Reproduce every entry exactly and leave its pictures out.

Stored data entries
▼
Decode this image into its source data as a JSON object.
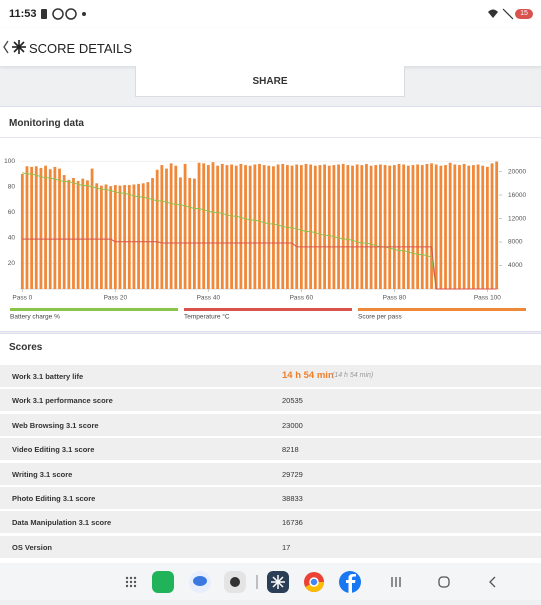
{
  "status_bar": {
    "time": "11:53",
    "battery": "15"
  },
  "header": {
    "title": "SCORE DETAILS"
  },
  "share_button": "SHARE",
  "monitoring": {
    "title": "Monitoring data"
  },
  "chart_data": {
    "type": "combo",
    "x": [
      0,
      1,
      2,
      3,
      4,
      5,
      6,
      7,
      8,
      9,
      10,
      11,
      12,
      13,
      14,
      15,
      16,
      17,
      18,
      19,
      20,
      21,
      22,
      23,
      24,
      25,
      26,
      27,
      28,
      29,
      30,
      31,
      32,
      33,
      34,
      35,
      36,
      37,
      38,
      39,
      40,
      41,
      42,
      43,
      44,
      45,
      46,
      47,
      48,
      49,
      50,
      51,
      52,
      53,
      54,
      55,
      56,
      57,
      58,
      59,
      60,
      61,
      62,
      63,
      64,
      65,
      66,
      67,
      68,
      69,
      70,
      71,
      72,
      73,
      74,
      75,
      76,
      77,
      78,
      79,
      80,
      81,
      82,
      83,
      84,
      85,
      86,
      87,
      88,
      89,
      90,
      91,
      92,
      93,
      94,
      95,
      96,
      97,
      98,
      99,
      100,
      101,
      102
    ],
    "xlim": [
      -0.5,
      102.5
    ],
    "xticks": [
      {
        "value": 0,
        "label": "Pass 0"
      },
      {
        "value": 20,
        "label": "Pass 20"
      },
      {
        "value": 40,
        "label": "Pass 40"
      },
      {
        "value": 60,
        "label": "Pass 60"
      },
      {
        "value": 80,
        "label": "Pass 80"
      },
      {
        "value": 100,
        "label": "Pass 100"
      }
    ],
    "ylim": [
      0,
      108
    ],
    "yticks": [
      20,
      40,
      60,
      80,
      100
    ],
    "y2lim": [
      0,
      23500
    ],
    "y2ticks": [
      4000,
      8000,
      12000,
      16000,
      20000
    ],
    "grid": true,
    "series": [
      {
        "name": "Battery charge %",
        "type": "line",
        "color": "#8cc34a",
        "values": [
          91,
          90,
          90,
          89,
          88,
          87,
          87,
          86,
          85,
          84,
          84,
          83,
          82,
          81,
          81,
          80,
          79,
          78,
          78,
          77,
          76,
          75,
          75,
          74,
          73,
          72,
          72,
          71,
          70,
          69,
          69,
          68,
          67,
          66,
          66,
          65,
          64,
          63,
          63,
          62,
          61,
          60,
          60,
          59,
          58,
          57,
          57,
          56,
          55,
          54,
          54,
          53,
          52,
          51,
          51,
          50,
          49,
          48,
          48,
          47,
          46,
          45,
          45,
          44,
          43,
          42,
          42,
          41,
          40,
          39,
          39,
          38,
          37,
          36,
          36,
          35,
          34,
          33,
          33,
          32,
          31,
          30,
          30,
          29,
          28,
          27,
          27,
          26,
          25,
          0,
          0,
          0,
          0,
          0,
          0,
          0,
          0,
          0,
          0,
          0,
          0,
          0,
          0
        ]
      },
      {
        "name": "Temperature °C",
        "type": "line",
        "color": "#d9534f",
        "values": [
          39,
          39,
          39,
          39,
          39,
          39,
          39,
          39,
          39,
          39,
          39,
          39,
          39,
          39,
          39,
          39,
          39,
          39,
          39,
          39,
          37,
          37,
          37,
          37,
          37,
          37,
          37,
          37,
          37,
          37,
          36,
          36,
          36,
          36,
          36,
          36,
          36,
          36,
          36,
          36,
          36,
          36,
          36,
          36,
          36,
          36,
          36,
          36,
          36,
          36,
          36,
          36,
          36,
          36,
          36,
          36,
          36,
          36,
          36,
          33,
          33,
          33,
          33,
          33,
          33,
          33,
          33,
          33,
          33,
          33,
          33,
          33,
          33,
          33,
          33,
          33,
          33,
          33,
          33,
          33,
          33,
          33,
          33,
          33,
          33,
          33,
          33,
          33,
          33,
          0,
          0,
          0,
          0,
          0,
          0,
          0,
          0,
          0,
          0,
          0,
          0,
          0,
          0
        ]
      },
      {
        "name": "Score per pass",
        "type": "bar",
        "axis": "y2",
        "color": "#f0883a",
        "values": [
          19600,
          20900,
          20800,
          20900,
          20600,
          21000,
          20400,
          20800,
          20500,
          19400,
          18600,
          18900,
          18400,
          18800,
          18500,
          20500,
          18000,
          17600,
          17800,
          17500,
          17700,
          17600,
          17700,
          17700,
          17800,
          17900,
          18000,
          18200,
          18900,
          20300,
          21100,
          20500,
          21400,
          21000,
          19000,
          21300,
          18900,
          18800,
          21500,
          21400,
          21100,
          21600,
          21000,
          21300,
          21100,
          21200,
          21000,
          21300,
          21100,
          21000,
          21200,
          21300,
          21100,
          21000,
          20900,
          21200,
          21300,
          21100,
          21000,
          21200,
          21100,
          21300,
          21200,
          21000,
          21100,
          21200,
          21000,
          21100,
          21200,
          21300,
          21100,
          21000,
          21200,
          21100,
          21300,
          21000,
          21100,
          21200,
          21100,
          21000,
          21100,
          21300,
          21200,
          21000,
          21100,
          21200,
          21100,
          21300,
          21400,
          21200,
          21000,
          21100,
          21500,
          21200,
          21100,
          21300,
          21000,
          21100,
          21200,
          21000,
          20800,
          21400,
          21700
        ]
      }
    ]
  },
  "scores": {
    "title": "Scores",
    "rows": [
      {
        "label": "Work 3.1 battery life",
        "value": "14 h 54 min",
        "note": "(14 h 54 min)"
      },
      {
        "label": "Work 3.1 performance score",
        "value": "20535"
      },
      {
        "label": "Web Browsing 3.1 score",
        "value": "23000"
      },
      {
        "label": "Video Editing 3.1 score",
        "value": "8218"
      },
      {
        "label": "Writing 3.1 score",
        "value": "29729"
      },
      {
        "label": "Photo Editing 3.1 score",
        "value": "38833"
      },
      {
        "label": "Data Manipulation 3.1 score",
        "value": "16736"
      },
      {
        "label": "OS Version",
        "value": "17"
      }
    ]
  }
}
▲
◆ **COMPLETE ANSWER**:
Decode this image into its source data as a JSON object.
{
  "status_bar": {
    "time": "11:53",
    "battery": "15"
  },
  "header": {
    "title": "SCORE DETAILS"
  },
  "share_button": "SHARE",
  "monitoring": {
    "title": "Monitoring data"
  },
  "chart_data": {
    "type": "combo",
    "x": [
      0,
      1,
      2,
      3,
      4,
      5,
      6,
      7,
      8,
      9,
      10,
      11,
      12,
      13,
      14,
      15,
      16,
      17,
      18,
      19,
      20,
      21,
      22,
      23,
      24,
      25,
      26,
      27,
      28,
      29,
      30,
      31,
      32,
      33,
      34,
      35,
      36,
      37,
      38,
      39,
      40,
      41,
      42,
      43,
      44,
      45,
      46,
      47,
      48,
      49,
      50,
      51,
      52,
      53,
      54,
      55,
      56,
      57,
      58,
      59,
      60,
      61,
      62,
      63,
      64,
      65,
      66,
      67,
      68,
      69,
      70,
      71,
      72,
      73,
      74,
      75,
      76,
      77,
      78,
      79,
      80,
      81,
      82,
      83,
      84,
      85,
      86,
      87,
      88,
      89,
      90,
      91,
      92,
      93,
      94,
      95,
      96,
      97,
      98,
      99,
      100,
      101,
      102
    ],
    "xlim": [
      -0.5,
      102.5
    ],
    "xticks": [
      {
        "value": 0,
        "label": "Pass 0"
      },
      {
        "value": 20,
        "label": "Pass 20"
      },
      {
        "value": 40,
        "label": "Pass 40"
      },
      {
        "value": 60,
        "label": "Pass 60"
      },
      {
        "value": 80,
        "label": "Pass 80"
      },
      {
        "value": 100,
        "label": "Pass 100"
      }
    ],
    "ylim": [
      0,
      108
    ],
    "yticks": [
      20,
      40,
      60,
      80,
      100
    ],
    "y2lim": [
      0,
      23500
    ],
    "y2ticks": [
      4000,
      8000,
      12000,
      16000,
      20000
    ],
    "grid": true,
    "series": [
      {
        "name": "Battery charge %",
        "type": "line",
        "color": "#8cc34a",
        "values": [
          91,
          90,
          90,
          89,
          88,
          87,
          87,
          86,
          85,
          84,
          84,
          83,
          82,
          81,
          81,
          80,
          79,
          78,
          78,
          77,
          76,
          75,
          75,
          74,
          73,
          72,
          72,
          71,
          70,
          69,
          69,
          68,
          67,
          66,
          66,
          65,
          64,
          63,
          63,
          62,
          61,
          60,
          60,
          59,
          58,
          57,
          57,
          56,
          55,
          54,
          54,
          53,
          52,
          51,
          51,
          50,
          49,
          48,
          48,
          47,
          46,
          45,
          45,
          44,
          43,
          42,
          42,
          41,
          40,
          39,
          39,
          38,
          37,
          36,
          36,
          35,
          34,
          33,
          33,
          32,
          31,
          30,
          30,
          29,
          28,
          27,
          27,
          26,
          25,
          0,
          0,
          0,
          0,
          0,
          0,
          0,
          0,
          0,
          0,
          0,
          0,
          0,
          0
        ]
      },
      {
        "name": "Temperature °C",
        "type": "line",
        "color": "#d9534f",
        "values": [
          39,
          39,
          39,
          39,
          39,
          39,
          39,
          39,
          39,
          39,
          39,
          39,
          39,
          39,
          39,
          39,
          39,
          39,
          39,
          39,
          37,
          37,
          37,
          37,
          37,
          37,
          37,
          37,
          37,
          37,
          36,
          36,
          36,
          36,
          36,
          36,
          36,
          36,
          36,
          36,
          36,
          36,
          36,
          36,
          36,
          36,
          36,
          36,
          36,
          36,
          36,
          36,
          36,
          36,
          36,
          36,
          36,
          36,
          36,
          33,
          33,
          33,
          33,
          33,
          33,
          33,
          33,
          33,
          33,
          33,
          33,
          33,
          33,
          33,
          33,
          33,
          33,
          33,
          33,
          33,
          33,
          33,
          33,
          33,
          33,
          33,
          33,
          33,
          33,
          0,
          0,
          0,
          0,
          0,
          0,
          0,
          0,
          0,
          0,
          0,
          0,
          0,
          0
        ]
      },
      {
        "name": "Score per pass",
        "type": "bar",
        "axis": "y2",
        "color": "#f0883a",
        "values": [
          19600,
          20900,
          20800,
          20900,
          20600,
          21000,
          20400,
          20800,
          20500,
          19400,
          18600,
          18900,
          18400,
          18800,
          18500,
          20500,
          18000,
          17600,
          17800,
          17500,
          17700,
          17600,
          17700,
          17700,
          17800,
          17900,
          18000,
          18200,
          18900,
          20300,
          21100,
          20500,
          21400,
          21000,
          19000,
          21300,
          18900,
          18800,
          21500,
          21400,
          21100,
          21600,
          21000,
          21300,
          21100,
          21200,
          21000,
          21300,
          21100,
          21000,
          21200,
          21300,
          21100,
          21000,
          20900,
          21200,
          21300,
          21100,
          21000,
          21200,
          21100,
          21300,
          21200,
          21000,
          21100,
          21200,
          21000,
          21100,
          21200,
          21300,
          21100,
          21000,
          21200,
          21100,
          21300,
          21000,
          21100,
          21200,
          21100,
          21000,
          21100,
          21300,
          21200,
          21000,
          21100,
          21200,
          21100,
          21300,
          21400,
          21200,
          21000,
          21100,
          21500,
          21200,
          21100,
          21300,
          21000,
          21100,
          21200,
          21000,
          20800,
          21400,
          21700
        ]
      }
    ]
  },
  "scores": {
    "title": "Scores",
    "rows": [
      {
        "label": "Work 3.1 battery life",
        "value": "14 h 54 min",
        "note": "(14 h 54 min)"
      },
      {
        "label": "Work 3.1 performance score",
        "value": "20535"
      },
      {
        "label": "Web Browsing 3.1 score",
        "value": "23000"
      },
      {
        "label": "Video Editing 3.1 score",
        "value": "8218"
      },
      {
        "label": "Writing 3.1 score",
        "value": "29729"
      },
      {
        "label": "Photo Editing 3.1 score",
        "value": "38833"
      },
      {
        "label": "Data Manipulation 3.1 score",
        "value": "16736"
      },
      {
        "label": "OS Version",
        "value": "17"
      }
    ]
  }
}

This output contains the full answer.